→ The problem:
For the data below, work out how many lines include the string "Unsealed" and report only the number.

→ Given data:

+ + + + +

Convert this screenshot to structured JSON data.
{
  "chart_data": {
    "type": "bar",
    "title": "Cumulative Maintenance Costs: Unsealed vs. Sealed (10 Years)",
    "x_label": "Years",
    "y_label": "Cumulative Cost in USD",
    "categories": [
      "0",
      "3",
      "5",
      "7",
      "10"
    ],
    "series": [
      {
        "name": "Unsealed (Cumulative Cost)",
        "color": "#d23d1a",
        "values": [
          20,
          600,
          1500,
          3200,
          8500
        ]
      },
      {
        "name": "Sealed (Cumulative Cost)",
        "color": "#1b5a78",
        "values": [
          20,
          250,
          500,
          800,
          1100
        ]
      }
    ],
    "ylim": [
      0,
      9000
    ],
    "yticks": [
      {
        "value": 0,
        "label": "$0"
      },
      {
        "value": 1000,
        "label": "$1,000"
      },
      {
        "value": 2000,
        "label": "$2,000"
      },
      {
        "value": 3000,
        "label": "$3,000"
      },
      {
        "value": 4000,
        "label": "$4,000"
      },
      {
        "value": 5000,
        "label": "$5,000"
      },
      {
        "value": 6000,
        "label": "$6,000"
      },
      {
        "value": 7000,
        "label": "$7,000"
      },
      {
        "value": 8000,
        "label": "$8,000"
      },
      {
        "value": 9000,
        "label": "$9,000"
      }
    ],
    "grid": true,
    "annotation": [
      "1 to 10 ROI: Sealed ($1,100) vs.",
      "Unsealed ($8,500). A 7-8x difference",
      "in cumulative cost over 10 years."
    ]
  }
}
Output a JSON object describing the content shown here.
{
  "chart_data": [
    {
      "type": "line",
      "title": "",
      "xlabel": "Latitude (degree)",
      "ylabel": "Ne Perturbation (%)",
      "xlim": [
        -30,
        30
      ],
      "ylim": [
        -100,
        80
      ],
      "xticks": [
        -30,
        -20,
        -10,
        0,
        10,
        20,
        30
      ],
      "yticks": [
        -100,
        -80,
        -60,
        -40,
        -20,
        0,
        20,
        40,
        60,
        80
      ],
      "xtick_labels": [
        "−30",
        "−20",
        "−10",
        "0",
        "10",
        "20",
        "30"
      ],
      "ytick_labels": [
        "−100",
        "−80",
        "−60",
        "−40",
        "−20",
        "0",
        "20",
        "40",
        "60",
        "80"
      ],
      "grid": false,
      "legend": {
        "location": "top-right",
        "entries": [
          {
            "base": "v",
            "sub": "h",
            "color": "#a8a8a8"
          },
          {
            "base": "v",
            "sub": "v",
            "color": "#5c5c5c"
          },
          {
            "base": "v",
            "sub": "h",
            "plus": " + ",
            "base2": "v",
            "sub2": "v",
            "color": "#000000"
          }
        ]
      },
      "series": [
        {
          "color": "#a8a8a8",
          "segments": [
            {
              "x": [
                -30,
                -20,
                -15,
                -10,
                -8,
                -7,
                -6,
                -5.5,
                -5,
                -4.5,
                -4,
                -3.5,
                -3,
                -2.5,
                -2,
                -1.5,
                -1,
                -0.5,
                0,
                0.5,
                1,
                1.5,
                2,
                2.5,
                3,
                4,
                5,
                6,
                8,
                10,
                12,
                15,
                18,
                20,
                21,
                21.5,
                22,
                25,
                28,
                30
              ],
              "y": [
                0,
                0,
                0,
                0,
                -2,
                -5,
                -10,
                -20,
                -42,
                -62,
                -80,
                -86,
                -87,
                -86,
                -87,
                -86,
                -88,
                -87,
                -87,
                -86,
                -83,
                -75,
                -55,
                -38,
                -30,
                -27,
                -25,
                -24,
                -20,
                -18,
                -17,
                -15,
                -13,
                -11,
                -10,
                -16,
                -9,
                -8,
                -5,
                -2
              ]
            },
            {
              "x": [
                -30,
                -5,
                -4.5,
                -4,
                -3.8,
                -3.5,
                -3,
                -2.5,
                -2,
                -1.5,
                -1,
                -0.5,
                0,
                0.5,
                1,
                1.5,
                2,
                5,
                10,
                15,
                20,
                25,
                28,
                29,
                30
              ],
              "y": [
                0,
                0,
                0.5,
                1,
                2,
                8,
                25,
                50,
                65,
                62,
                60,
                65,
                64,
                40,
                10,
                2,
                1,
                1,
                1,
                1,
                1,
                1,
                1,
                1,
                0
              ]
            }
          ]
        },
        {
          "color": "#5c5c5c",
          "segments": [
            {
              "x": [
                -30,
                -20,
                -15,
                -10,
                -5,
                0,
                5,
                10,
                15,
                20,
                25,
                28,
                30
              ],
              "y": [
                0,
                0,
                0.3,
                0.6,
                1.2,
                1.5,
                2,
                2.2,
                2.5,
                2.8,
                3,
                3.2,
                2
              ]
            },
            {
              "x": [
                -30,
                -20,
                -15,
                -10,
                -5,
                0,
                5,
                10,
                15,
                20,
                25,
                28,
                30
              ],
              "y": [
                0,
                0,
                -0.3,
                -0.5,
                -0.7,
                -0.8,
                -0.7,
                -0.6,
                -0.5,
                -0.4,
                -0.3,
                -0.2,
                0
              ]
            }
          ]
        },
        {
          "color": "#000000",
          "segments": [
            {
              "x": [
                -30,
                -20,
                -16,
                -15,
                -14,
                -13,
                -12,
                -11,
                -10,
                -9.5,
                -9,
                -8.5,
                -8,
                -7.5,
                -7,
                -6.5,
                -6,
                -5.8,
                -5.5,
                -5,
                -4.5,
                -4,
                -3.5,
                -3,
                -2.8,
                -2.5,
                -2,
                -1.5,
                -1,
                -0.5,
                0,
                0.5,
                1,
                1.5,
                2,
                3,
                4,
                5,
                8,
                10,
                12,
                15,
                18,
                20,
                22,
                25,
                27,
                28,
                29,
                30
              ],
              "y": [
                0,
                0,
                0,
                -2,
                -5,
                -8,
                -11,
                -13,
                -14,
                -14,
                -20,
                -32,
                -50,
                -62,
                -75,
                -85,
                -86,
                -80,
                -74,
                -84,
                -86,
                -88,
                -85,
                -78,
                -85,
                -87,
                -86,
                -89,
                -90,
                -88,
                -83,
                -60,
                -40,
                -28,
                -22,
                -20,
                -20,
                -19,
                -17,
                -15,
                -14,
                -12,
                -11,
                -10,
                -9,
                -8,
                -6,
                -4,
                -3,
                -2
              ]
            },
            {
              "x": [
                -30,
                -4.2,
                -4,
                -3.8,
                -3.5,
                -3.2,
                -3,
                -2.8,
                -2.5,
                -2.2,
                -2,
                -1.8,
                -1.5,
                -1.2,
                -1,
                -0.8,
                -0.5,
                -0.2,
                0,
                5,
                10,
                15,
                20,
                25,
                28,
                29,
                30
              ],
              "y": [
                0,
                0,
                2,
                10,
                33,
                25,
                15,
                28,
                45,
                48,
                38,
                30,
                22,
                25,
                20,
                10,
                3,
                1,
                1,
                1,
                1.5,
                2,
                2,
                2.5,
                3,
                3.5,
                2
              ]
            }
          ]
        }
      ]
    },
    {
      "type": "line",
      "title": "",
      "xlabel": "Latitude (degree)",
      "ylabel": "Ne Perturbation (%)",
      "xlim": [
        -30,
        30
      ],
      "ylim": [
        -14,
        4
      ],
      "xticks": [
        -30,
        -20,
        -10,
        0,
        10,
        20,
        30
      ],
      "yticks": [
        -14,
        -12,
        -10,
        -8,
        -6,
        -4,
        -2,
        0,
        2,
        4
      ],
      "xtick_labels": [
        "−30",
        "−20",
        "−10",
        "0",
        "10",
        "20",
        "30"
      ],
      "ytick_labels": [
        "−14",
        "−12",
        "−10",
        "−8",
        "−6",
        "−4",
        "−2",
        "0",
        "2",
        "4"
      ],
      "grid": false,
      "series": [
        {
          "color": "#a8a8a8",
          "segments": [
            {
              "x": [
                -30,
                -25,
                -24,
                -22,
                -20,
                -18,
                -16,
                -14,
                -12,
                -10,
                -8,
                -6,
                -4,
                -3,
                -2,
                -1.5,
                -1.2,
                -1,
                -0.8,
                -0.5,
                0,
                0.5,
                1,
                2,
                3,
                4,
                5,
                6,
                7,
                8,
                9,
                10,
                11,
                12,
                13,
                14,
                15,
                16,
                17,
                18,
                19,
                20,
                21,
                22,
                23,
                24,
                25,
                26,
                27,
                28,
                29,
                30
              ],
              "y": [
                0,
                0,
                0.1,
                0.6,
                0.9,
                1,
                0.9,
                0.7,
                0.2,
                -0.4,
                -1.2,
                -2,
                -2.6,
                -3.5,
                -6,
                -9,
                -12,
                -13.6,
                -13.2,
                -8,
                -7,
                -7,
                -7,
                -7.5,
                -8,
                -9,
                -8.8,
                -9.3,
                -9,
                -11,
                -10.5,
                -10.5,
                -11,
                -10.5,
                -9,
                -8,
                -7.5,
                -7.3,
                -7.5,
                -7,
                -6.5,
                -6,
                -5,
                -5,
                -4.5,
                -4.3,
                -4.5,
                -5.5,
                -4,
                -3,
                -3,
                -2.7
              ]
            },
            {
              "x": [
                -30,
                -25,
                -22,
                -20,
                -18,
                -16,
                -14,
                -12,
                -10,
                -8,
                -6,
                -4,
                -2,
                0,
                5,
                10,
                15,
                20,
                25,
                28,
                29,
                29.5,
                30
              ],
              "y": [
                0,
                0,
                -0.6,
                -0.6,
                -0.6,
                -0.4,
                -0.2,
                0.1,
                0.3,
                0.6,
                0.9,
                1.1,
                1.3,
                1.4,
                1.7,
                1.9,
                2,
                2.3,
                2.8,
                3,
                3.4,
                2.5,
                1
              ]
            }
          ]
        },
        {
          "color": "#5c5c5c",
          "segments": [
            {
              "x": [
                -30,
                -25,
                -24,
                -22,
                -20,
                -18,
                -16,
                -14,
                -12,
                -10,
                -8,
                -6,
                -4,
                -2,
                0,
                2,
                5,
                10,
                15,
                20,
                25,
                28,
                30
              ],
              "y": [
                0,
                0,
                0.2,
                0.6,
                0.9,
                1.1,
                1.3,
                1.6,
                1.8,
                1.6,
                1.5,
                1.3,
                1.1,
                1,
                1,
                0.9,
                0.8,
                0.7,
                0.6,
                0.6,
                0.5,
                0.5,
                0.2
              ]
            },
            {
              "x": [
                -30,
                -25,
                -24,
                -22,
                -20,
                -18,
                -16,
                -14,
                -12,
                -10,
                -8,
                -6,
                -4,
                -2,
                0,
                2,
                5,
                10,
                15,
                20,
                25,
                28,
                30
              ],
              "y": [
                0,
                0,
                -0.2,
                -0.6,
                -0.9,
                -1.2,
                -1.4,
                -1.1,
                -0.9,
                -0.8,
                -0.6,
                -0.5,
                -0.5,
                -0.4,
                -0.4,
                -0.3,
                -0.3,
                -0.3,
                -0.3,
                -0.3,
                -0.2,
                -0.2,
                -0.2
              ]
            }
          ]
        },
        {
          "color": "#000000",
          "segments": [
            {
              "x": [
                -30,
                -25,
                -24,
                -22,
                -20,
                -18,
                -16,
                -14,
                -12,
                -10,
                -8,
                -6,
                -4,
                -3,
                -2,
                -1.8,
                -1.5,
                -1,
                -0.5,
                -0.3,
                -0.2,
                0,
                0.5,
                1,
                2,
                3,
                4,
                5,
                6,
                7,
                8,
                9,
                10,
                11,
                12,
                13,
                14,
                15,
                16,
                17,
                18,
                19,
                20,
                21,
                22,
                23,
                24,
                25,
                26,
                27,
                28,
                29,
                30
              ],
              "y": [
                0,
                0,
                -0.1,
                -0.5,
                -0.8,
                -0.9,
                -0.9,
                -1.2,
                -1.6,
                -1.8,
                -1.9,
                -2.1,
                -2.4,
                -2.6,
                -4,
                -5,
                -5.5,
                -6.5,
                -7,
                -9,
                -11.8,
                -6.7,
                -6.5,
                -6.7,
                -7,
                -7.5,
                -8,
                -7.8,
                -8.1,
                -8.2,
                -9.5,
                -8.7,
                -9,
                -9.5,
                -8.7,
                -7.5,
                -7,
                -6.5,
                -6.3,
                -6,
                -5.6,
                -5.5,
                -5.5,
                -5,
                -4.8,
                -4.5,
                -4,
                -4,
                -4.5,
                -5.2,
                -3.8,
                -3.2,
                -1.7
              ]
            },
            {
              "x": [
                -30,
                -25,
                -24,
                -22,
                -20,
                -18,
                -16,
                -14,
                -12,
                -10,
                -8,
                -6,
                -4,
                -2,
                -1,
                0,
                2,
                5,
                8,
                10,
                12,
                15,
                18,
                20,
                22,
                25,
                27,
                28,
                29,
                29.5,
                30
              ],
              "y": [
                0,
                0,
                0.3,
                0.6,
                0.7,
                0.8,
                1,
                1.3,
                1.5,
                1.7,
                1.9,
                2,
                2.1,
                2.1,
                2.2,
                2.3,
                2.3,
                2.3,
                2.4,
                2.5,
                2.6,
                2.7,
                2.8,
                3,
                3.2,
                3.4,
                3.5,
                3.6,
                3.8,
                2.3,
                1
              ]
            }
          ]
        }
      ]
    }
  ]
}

+ + + + +

→ Problem solution:
3